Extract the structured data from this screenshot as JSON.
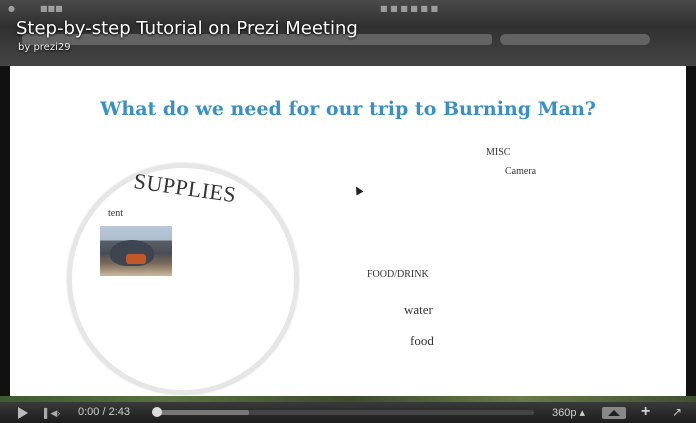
{
  "video": {
    "title": "Step-by-step Tutorial on Prezi Meeting",
    "byline": "by prezi29"
  },
  "slide": {
    "heading": "What do we need for our trip to Burning Man?",
    "supplies": "SUPPLIES",
    "tent": "tent",
    "misc": "MISC",
    "camera": "Camera",
    "food_drink": "FOOD/DRINK",
    "water": "water",
    "food": "food"
  },
  "controls": {
    "time": "0:00 / 2:43",
    "quality": "360p ▴",
    "progress_fraction": 0,
    "buffered_fraction": 0.25,
    "expand_icon": "+",
    "fullscreen_icon": "↗"
  },
  "colors": {
    "heading": "#3a8fc8"
  }
}
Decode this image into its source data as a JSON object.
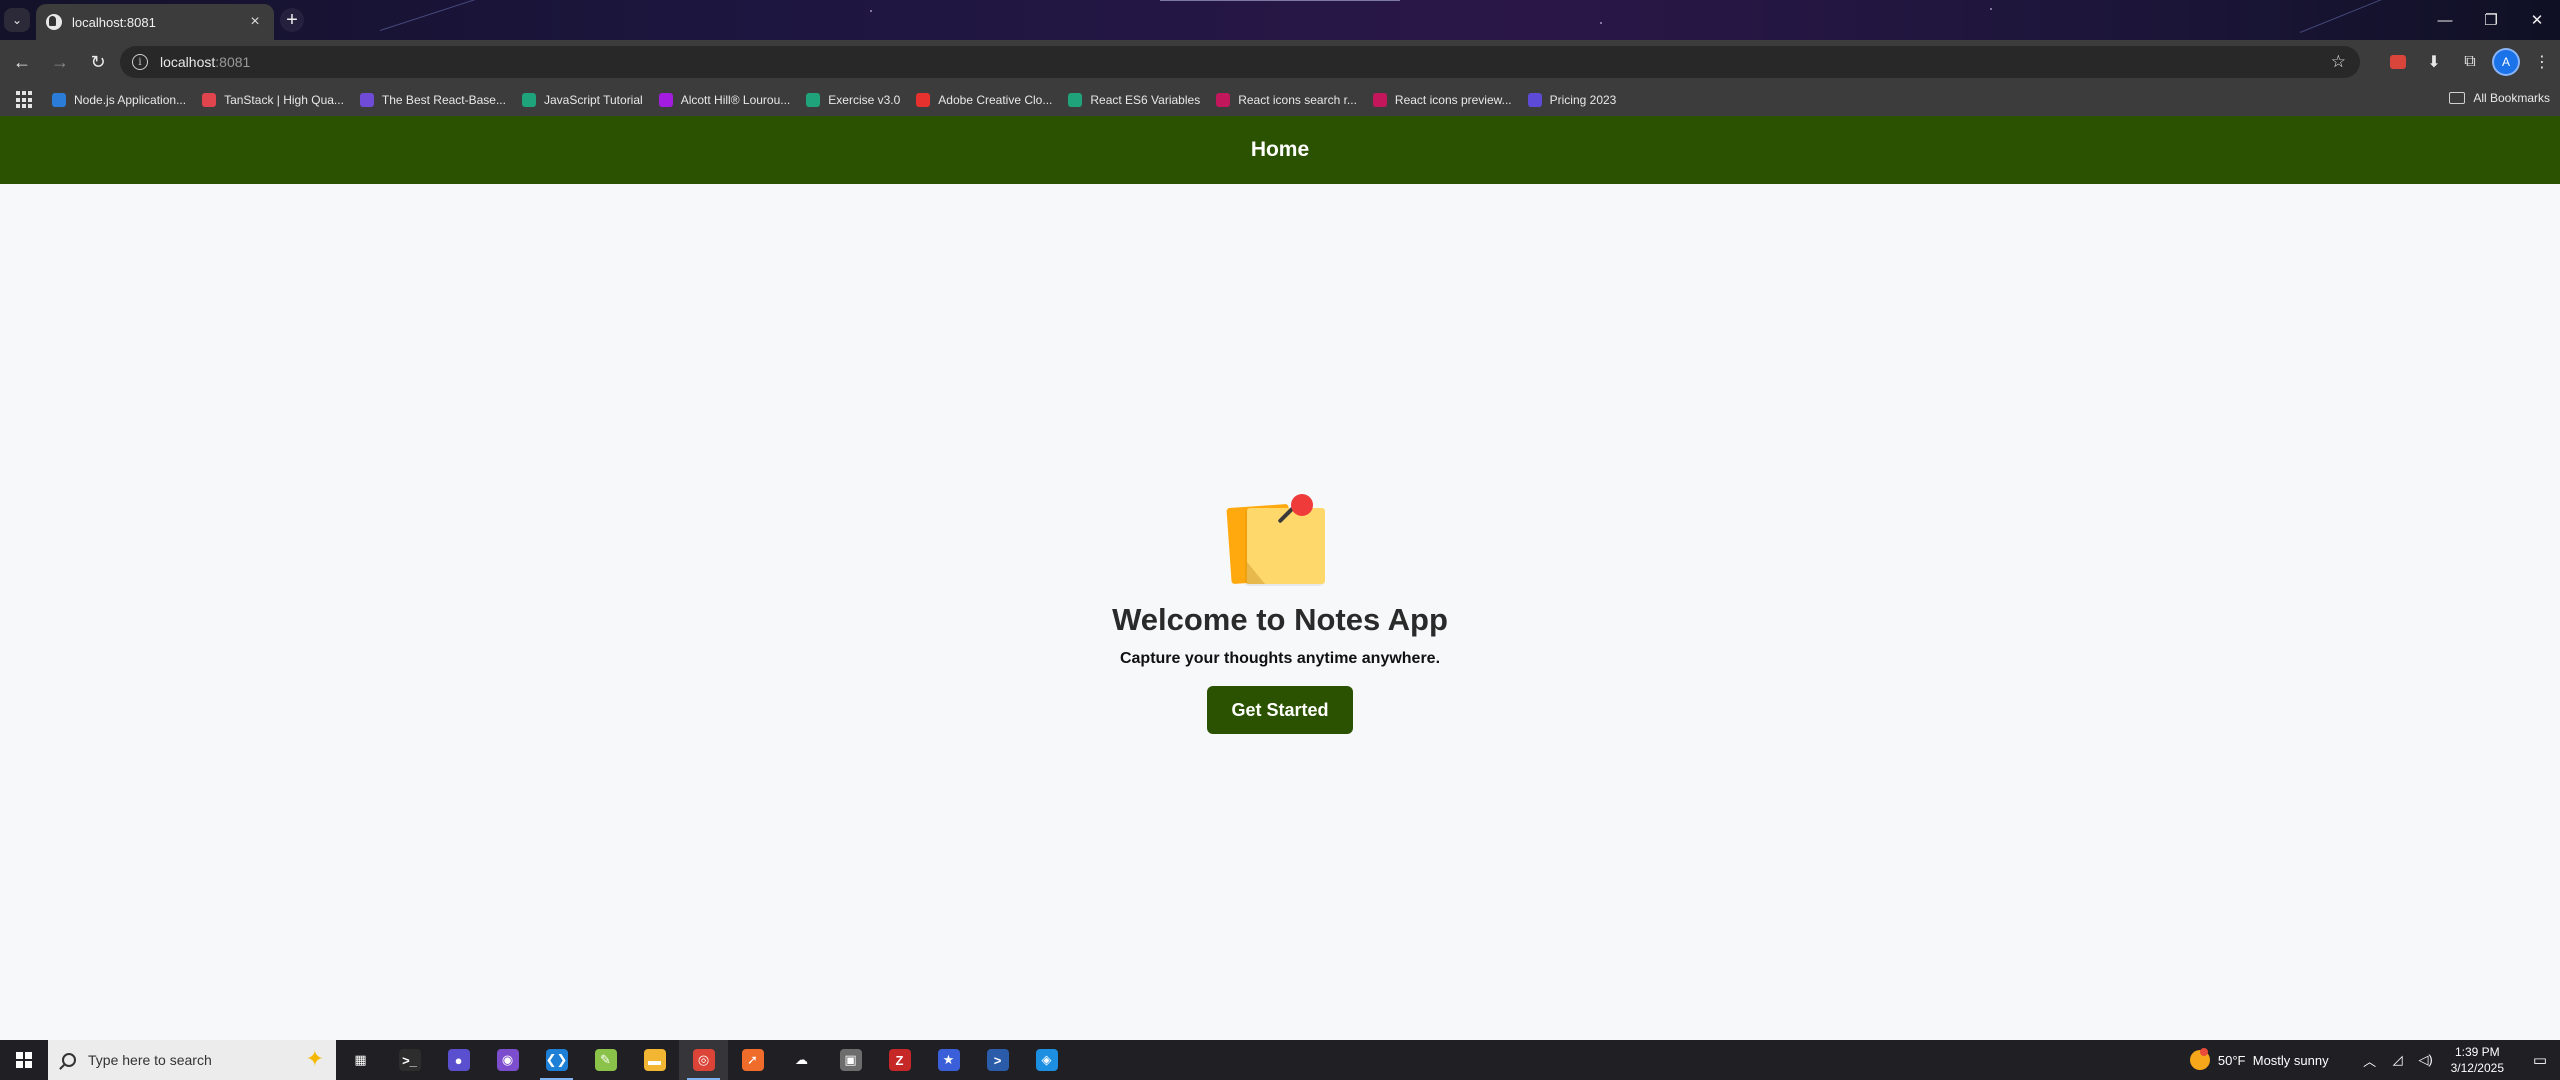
{
  "browser": {
    "tab": {
      "title": "localhost:8081"
    },
    "address": {
      "host": "localhost",
      "port": ":8081"
    },
    "profile_initial": "A",
    "bookmarks": [
      {
        "label": "Node.js Application...",
        "color": "#2b7bd8"
      },
      {
        "label": "TanStack | High Qua...",
        "color": "#e0444d"
      },
      {
        "label": "The Best React-Base...",
        "color": "#6f4bd8"
      },
      {
        "label": "JavaScript Tutorial",
        "color": "#1fa37a"
      },
      {
        "label": "Alcott Hill® Lourou...",
        "color": "#a41ce0"
      },
      {
        "label": "Exercise v3.0",
        "color": "#1fa37a"
      },
      {
        "label": "Adobe Creative Clo...",
        "color": "#e6312e"
      },
      {
        "label": "React ES6 Variables",
        "color": "#1fa37a"
      },
      {
        "label": "React icons search r...",
        "color": "#c2185b"
      },
      {
        "label": "React icons preview...",
        "color": "#c2185b"
      },
      {
        "label": "Pricing 2023",
        "color": "#5d4bd8"
      }
    ],
    "all_bookmarks_label": "All Bookmarks"
  },
  "app": {
    "header_title": "Home",
    "accent_color": "#2b5200",
    "hero": {
      "icon": "sticky-note-icon",
      "title": "Welcome to Notes App",
      "tagline": "Capture your thoughts anytime anywhere.",
      "cta_label": "Get Started"
    }
  },
  "taskbar": {
    "search_placeholder": "Type here to search",
    "apps": [
      {
        "name": "task-view",
        "glyph": "▦",
        "color": "#1f1f24"
      },
      {
        "name": "terminal",
        "glyph": ">_",
        "color": "#2d2d2d"
      },
      {
        "name": "browser-app",
        "glyph": "●",
        "color": "#5a4fcf"
      },
      {
        "name": "github-desktop",
        "glyph": "◉",
        "color": "#7c4dcc"
      },
      {
        "name": "vscode",
        "glyph": "❮❯",
        "color": "#1d7fd6"
      },
      {
        "name": "notepad-plus",
        "glyph": "✎",
        "color": "#8bc34a"
      },
      {
        "name": "file-explorer",
        "glyph": "▬",
        "color": "#f2b632"
      },
      {
        "name": "chrome",
        "glyph": "◎",
        "color": "#db4437"
      },
      {
        "name": "postman",
        "glyph": "➚",
        "color": "#ef6c2b"
      },
      {
        "name": "cloud-app",
        "glyph": "☁",
        "color": "#1f1f24"
      },
      {
        "name": "photos",
        "glyph": "▣",
        "color": "#6d6d6d"
      },
      {
        "name": "filezilla",
        "glyph": "Z",
        "color": "#c62828"
      },
      {
        "name": "star-app",
        "glyph": "★",
        "color": "#3b5fd8"
      },
      {
        "name": "powershell",
        "glyph": ">",
        "color": "#2a5caa"
      },
      {
        "name": "docker",
        "glyph": "◈",
        "color": "#1d8fe1"
      }
    ],
    "weather": {
      "temp": "50°F",
      "condition": "Mostly sunny"
    },
    "time": "1:39 PM",
    "date": "3/12/2025"
  }
}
# # # #
* _STATED EXERCISE_
Report each line in the preceding entries that holds the string "search".

* _ANSWER IN FULL_
        "label": "React icons search r...",
    "search_placeholder": "Type here to search",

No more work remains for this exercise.